### WORK REQUIRED
Reproduce every one of the following entries character for character, changing nothing.

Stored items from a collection
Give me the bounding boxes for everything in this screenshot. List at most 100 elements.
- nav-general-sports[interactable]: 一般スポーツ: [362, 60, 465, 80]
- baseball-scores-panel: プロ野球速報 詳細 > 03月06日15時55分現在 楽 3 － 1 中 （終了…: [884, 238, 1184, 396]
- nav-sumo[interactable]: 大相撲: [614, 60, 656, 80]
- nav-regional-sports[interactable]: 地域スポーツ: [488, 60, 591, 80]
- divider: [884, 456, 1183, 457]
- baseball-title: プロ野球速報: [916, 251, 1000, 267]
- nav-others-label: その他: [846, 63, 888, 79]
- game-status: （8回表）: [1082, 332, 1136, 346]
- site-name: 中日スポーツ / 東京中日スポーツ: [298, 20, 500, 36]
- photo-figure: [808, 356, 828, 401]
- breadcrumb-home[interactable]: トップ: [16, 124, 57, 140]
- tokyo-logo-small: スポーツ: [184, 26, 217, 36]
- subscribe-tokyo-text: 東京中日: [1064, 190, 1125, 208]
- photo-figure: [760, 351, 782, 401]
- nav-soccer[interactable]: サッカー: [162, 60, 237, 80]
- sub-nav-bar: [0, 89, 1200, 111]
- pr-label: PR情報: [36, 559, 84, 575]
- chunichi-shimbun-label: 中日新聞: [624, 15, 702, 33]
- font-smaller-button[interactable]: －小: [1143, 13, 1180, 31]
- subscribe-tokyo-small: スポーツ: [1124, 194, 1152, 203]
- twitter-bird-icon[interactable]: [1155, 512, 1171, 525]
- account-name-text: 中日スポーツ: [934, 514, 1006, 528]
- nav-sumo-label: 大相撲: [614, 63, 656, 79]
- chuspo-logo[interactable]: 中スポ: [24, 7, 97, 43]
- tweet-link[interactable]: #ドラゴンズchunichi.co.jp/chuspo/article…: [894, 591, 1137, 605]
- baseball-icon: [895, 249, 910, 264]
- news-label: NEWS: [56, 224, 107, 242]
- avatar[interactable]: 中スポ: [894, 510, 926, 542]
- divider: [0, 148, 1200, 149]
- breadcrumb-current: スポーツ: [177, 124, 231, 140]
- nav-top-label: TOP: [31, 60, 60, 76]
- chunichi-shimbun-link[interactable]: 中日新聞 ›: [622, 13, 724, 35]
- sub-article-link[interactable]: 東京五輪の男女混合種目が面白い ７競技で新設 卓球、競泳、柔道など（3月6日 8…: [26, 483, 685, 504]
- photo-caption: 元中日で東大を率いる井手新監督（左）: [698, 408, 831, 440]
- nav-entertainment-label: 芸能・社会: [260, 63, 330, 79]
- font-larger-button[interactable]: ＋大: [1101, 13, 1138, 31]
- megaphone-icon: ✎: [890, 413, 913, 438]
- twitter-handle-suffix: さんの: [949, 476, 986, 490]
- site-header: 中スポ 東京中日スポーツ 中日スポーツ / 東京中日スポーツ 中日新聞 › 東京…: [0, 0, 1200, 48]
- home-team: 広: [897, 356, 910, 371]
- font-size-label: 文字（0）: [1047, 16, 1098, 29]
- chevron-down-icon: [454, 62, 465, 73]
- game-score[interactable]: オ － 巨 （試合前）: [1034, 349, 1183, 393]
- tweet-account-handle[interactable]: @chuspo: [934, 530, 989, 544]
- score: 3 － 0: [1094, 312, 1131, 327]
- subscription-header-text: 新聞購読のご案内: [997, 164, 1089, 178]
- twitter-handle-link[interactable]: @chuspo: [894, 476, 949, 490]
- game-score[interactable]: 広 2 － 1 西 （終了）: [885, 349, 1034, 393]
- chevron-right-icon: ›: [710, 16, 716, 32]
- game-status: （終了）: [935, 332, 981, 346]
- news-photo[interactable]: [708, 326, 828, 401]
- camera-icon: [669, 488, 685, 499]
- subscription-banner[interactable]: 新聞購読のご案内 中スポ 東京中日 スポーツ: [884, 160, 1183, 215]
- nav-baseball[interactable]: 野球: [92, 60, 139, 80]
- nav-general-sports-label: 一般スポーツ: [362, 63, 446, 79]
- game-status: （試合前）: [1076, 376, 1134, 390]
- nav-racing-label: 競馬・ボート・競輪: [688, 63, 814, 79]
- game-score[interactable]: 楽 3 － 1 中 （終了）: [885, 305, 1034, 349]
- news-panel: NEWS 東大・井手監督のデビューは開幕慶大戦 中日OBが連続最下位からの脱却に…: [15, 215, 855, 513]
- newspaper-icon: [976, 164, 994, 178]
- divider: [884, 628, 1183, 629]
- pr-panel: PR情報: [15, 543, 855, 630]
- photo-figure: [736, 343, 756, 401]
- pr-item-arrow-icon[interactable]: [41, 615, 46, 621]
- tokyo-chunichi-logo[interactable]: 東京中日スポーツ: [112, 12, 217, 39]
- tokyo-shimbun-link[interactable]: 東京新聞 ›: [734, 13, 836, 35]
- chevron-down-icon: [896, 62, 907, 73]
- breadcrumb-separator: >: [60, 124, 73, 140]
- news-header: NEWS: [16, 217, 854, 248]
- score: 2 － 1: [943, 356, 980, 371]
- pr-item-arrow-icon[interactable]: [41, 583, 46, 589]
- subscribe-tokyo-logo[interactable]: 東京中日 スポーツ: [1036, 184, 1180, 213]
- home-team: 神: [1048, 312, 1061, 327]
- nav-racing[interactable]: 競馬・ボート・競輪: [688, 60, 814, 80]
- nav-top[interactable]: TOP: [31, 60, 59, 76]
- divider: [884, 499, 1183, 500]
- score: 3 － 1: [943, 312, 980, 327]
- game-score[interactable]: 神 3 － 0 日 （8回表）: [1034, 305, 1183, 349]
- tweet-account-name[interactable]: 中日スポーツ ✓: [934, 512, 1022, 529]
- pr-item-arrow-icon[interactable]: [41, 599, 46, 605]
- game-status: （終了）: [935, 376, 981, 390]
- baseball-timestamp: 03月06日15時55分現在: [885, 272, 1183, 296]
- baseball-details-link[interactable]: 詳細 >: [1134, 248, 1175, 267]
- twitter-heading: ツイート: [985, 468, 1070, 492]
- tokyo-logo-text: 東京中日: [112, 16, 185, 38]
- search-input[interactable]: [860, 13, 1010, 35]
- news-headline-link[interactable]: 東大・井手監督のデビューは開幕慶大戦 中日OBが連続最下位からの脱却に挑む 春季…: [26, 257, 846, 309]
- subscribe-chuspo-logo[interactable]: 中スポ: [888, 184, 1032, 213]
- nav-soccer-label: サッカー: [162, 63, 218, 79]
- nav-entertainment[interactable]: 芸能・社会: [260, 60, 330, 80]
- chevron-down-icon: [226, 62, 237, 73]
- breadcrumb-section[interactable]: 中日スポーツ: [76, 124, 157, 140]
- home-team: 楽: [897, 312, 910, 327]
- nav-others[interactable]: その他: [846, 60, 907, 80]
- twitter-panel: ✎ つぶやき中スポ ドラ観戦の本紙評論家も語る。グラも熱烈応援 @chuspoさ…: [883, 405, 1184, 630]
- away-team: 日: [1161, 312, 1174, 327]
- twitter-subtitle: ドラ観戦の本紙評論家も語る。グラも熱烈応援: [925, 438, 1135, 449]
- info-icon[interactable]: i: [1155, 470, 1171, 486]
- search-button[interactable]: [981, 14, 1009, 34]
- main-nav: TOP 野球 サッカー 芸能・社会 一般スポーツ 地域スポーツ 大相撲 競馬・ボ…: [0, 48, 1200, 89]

### RESPONSE TO THE TASK
Give me the bounding boxes for everything in this screenshot. List at most 100 elements.
- nav-general-sports[interactable]: 一般スポーツ: [362, 60, 465, 80]
- baseball-scores-panel: プロ野球速報 詳細 > 03月06日15時55分現在 楽 3 － 1 中 （終了…: [884, 238, 1184, 396]
- nav-sumo[interactable]: 大相撲: [614, 60, 656, 80]
- nav-regional-sports[interactable]: 地域スポーツ: [488, 60, 591, 80]
- divider: [884, 456, 1183, 457]
- baseball-title: プロ野球速報: [916, 251, 1000, 267]
- nav-others-label: その他: [846, 63, 888, 79]
- game-status: （8回表）: [1082, 332, 1136, 346]
- site-name: 中日スポーツ / 東京中日スポーツ: [298, 20, 500, 36]
- photo-figure: [808, 356, 828, 401]
- breadcrumb-home[interactable]: トップ: [16, 124, 57, 140]
- tokyo-logo-small: スポーツ: [184, 26, 217, 36]
- subscribe-tokyo-text: 東京中日: [1064, 190, 1125, 208]
- photo-figure: [760, 351, 782, 401]
- nav-soccer[interactable]: サッカー: [162, 60, 237, 80]
- sub-nav-bar: [0, 89, 1200, 111]
- pr-label: PR情報: [36, 559, 84, 575]
- chunichi-shimbun-label: 中日新聞: [624, 15, 702, 33]
- font-smaller-button[interactable]: －小: [1143, 13, 1180, 31]
- subscribe-tokyo-small: スポーツ: [1124, 194, 1152, 203]
- twitter-bird-icon[interactable]: [1155, 512, 1171, 525]
- account-name-text: 中日スポーツ: [934, 514, 1006, 528]
- nav-sumo-label: 大相撲: [614, 63, 656, 79]
- chuspo-logo[interactable]: 中スポ: [24, 7, 97, 43]
- tweet-link[interactable]: #ドラゴンズchunichi.co.jp/chuspo/article…: [894, 591, 1137, 605]
- baseball-icon: [895, 249, 910, 264]
- news-label: NEWS: [56, 224, 107, 242]
- avatar[interactable]: 中スポ: [894, 510, 926, 542]
- divider: [0, 148, 1200, 149]
- breadcrumb-current: スポーツ: [177, 124, 231, 140]
- nav-top-label: TOP: [31, 60, 60, 76]
- chunichi-shimbun-link[interactable]: 中日新聞 ›: [622, 13, 724, 35]
- sub-article-link[interactable]: 東京五輪の男女混合種目が面白い ７競技で新設 卓球、競泳、柔道など（3月6日 8…: [26, 483, 685, 504]
- photo-caption: 元中日で東大を率いる井手新監督（左）: [698, 408, 831, 440]
- nav-entertainment-label: 芸能・社会: [260, 63, 330, 79]
- font-larger-button[interactable]: ＋大: [1101, 13, 1138, 31]
- megaphone-icon: ✎: [890, 413, 913, 438]
- twitter-handle-suffix: さんの: [949, 476, 986, 490]
- site-header: 中スポ 東京中日スポーツ 中日スポーツ / 東京中日スポーツ 中日新聞 › 東京…: [0, 0, 1200, 48]
- home-team: 広: [897, 356, 910, 371]
- font-size-label: 文字（0）: [1047, 16, 1098, 29]
- chevron-down-icon: [454, 62, 465, 73]
- game-score[interactable]: オ － 巨 （試合前）: [1034, 349, 1183, 393]
- tweet-account-handle[interactable]: @chuspo: [934, 530, 989, 544]
- score: 3 － 0: [1094, 312, 1131, 327]
- subscription-header-text: 新聞購読のご案内: [997, 164, 1089, 178]
- twitter-handle-link[interactable]: @chuspo: [894, 476, 949, 490]
- game-score[interactable]: 広 2 － 1 西 （終了）: [885, 349, 1034, 393]
- chevron-right-icon: ›: [710, 16, 716, 32]
- game-status: （終了）: [935, 332, 981, 346]
- news-photo[interactable]: [708, 326, 828, 401]
- camera-icon: [669, 488, 685, 499]
- subscription-banner[interactable]: 新聞購読のご案内 中スポ 東京中日 スポーツ: [884, 160, 1183, 215]
- nav-baseball[interactable]: 野球: [92, 60, 139, 80]
- nav-general-sports-label: 一般スポーツ: [362, 63, 446, 79]
- game-status: （試合前）: [1076, 376, 1134, 390]
- nav-racing-label: 競馬・ボート・競輪: [688, 63, 814, 79]
- game-score[interactable]: 楽 3 － 1 中 （終了）: [885, 305, 1034, 349]
- news-panel: NEWS 東大・井手監督のデビューは開幕慶大戦 中日OBが連続最下位からの脱却に…: [15, 215, 855, 513]
- newspaper-icon: [976, 164, 994, 178]
- divider: [884, 628, 1183, 629]
- pr-panel: PR情報: [15, 543, 855, 630]
- photo-figure: [736, 343, 756, 401]
- pr-item-arrow-icon[interactable]: [41, 615, 46, 621]
- tokyo-chunichi-logo[interactable]: 東京中日スポーツ: [112, 12, 217, 39]
- tokyo-shimbun-link[interactable]: 東京新聞 ›: [734, 13, 836, 35]
- chevron-down-icon: [896, 62, 907, 73]
- breadcrumb-separator: >: [60, 124, 73, 140]
- news-header: NEWS: [16, 217, 854, 248]
- score: 2 － 1: [943, 356, 980, 371]
- pr-item-arrow-icon[interactable]: [41, 583, 46, 589]
- subscribe-tokyo-logo[interactable]: 東京中日 スポーツ: [1036, 184, 1180, 213]
- home-team: 神: [1048, 312, 1061, 327]
- nav-racing[interactable]: 競馬・ボート・競輪: [688, 60, 814, 80]
- nav-top[interactable]: TOP: [31, 60, 59, 76]
- divider: [884, 499, 1183, 500]
- score: 3 － 1: [943, 312, 980, 327]
- game-score[interactable]: 神 3 － 0 日 （8回表）: [1034, 305, 1183, 349]
- tweet-account-name[interactable]: 中日スポーツ ✓: [934, 512, 1022, 529]
- pr-item-arrow-icon[interactable]: [41, 599, 46, 605]
- game-status: （終了）: [935, 376, 981, 390]
- baseball-timestamp: 03月06日15時55分現在: [885, 272, 1183, 296]
- baseball-details-link[interactable]: 詳細 >: [1134, 248, 1175, 267]
- twitter-heading: ツイート: [985, 468, 1070, 492]
- tokyo-logo-text: 東京中日: [112, 16, 185, 38]
- search-input[interactable]: [860, 13, 1010, 35]
- news-headline-link[interactable]: 東大・井手監督のデビューは開幕慶大戦 中日OBが連続最下位からの脱却に挑む 春季…: [26, 257, 846, 309]
- subscribe-chuspo-logo[interactable]: 中スポ: [888, 184, 1032, 213]
- nav-soccer-label: サッカー: [162, 63, 218, 79]
- nav-entertainment[interactable]: 芸能・社会: [260, 60, 330, 80]
- chevron-down-icon: [226, 62, 237, 73]
- breadcrumb-section[interactable]: 中日スポーツ: [76, 124, 157, 140]
- home-team: 楽: [897, 312, 910, 327]
- nav-others[interactable]: その他: [846, 60, 907, 80]
- twitter-panel: ✎ つぶやき中スポ ドラ観戦の本紙評論家も語る。グラも熱烈応援 @chuspoさ…: [883, 405, 1184, 630]
- away-team: 日: [1161, 312, 1174, 327]
- twitter-subtitle: ドラ観戦の本紙評論家も語る。グラも熱烈応援: [925, 438, 1135, 449]
- info-icon[interactable]: i: [1155, 470, 1171, 486]
- search-button[interactable]: [981, 14, 1009, 34]
- main-nav: TOP 野球 サッカー 芸能・社会 一般スポーツ 地域スポーツ 大相撲 競馬・ボ…: [0, 48, 1200, 89]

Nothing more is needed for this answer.